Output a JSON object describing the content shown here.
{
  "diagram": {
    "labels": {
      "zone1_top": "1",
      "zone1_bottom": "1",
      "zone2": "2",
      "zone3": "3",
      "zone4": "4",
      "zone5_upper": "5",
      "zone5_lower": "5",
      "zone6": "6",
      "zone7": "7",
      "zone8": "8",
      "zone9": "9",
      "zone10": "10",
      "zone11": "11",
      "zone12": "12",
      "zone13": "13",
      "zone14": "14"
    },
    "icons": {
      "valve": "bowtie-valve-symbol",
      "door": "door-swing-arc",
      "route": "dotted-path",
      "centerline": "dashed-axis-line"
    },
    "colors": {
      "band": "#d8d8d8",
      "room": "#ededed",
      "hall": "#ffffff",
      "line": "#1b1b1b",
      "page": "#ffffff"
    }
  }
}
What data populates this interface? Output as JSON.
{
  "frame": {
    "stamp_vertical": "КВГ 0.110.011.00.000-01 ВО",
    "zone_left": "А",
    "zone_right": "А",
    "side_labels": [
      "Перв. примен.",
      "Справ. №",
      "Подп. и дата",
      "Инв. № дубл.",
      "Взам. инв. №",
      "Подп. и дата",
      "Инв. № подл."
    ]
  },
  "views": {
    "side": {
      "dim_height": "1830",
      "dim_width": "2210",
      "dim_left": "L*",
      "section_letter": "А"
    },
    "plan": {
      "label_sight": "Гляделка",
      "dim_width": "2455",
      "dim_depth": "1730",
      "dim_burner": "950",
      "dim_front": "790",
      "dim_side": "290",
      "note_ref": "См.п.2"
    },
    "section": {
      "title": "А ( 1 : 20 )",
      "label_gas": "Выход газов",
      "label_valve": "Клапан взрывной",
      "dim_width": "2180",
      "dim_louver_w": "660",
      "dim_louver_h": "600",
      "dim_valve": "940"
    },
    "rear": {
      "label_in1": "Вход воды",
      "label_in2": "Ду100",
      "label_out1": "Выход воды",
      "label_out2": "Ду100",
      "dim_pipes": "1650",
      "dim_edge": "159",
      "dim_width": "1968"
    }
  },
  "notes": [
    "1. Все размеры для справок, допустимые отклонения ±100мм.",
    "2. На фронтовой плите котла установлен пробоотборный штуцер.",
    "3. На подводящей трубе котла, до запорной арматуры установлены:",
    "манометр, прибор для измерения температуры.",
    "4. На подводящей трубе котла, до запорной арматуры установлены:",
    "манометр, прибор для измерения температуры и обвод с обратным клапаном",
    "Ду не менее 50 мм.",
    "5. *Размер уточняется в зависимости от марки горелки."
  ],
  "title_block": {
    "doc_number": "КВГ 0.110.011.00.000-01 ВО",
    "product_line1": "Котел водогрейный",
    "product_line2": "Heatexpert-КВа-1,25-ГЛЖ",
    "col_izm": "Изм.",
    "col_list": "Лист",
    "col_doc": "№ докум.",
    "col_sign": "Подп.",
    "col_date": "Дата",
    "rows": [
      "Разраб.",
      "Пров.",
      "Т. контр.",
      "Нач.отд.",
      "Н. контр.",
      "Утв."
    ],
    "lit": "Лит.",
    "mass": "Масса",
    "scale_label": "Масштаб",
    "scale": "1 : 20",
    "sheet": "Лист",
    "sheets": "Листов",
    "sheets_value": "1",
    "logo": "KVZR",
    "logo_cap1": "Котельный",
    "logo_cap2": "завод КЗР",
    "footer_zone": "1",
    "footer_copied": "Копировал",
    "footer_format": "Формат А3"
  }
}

════════════════

▶ Directive
Search the material above for "подводящей". Pull out each line where it shows up.

▶ Written answer
    "3. На подводящей трубе котла, до запорной арматуры установлены:",
    "4. На подводящей трубе котла, до запорной арматуры установлены:",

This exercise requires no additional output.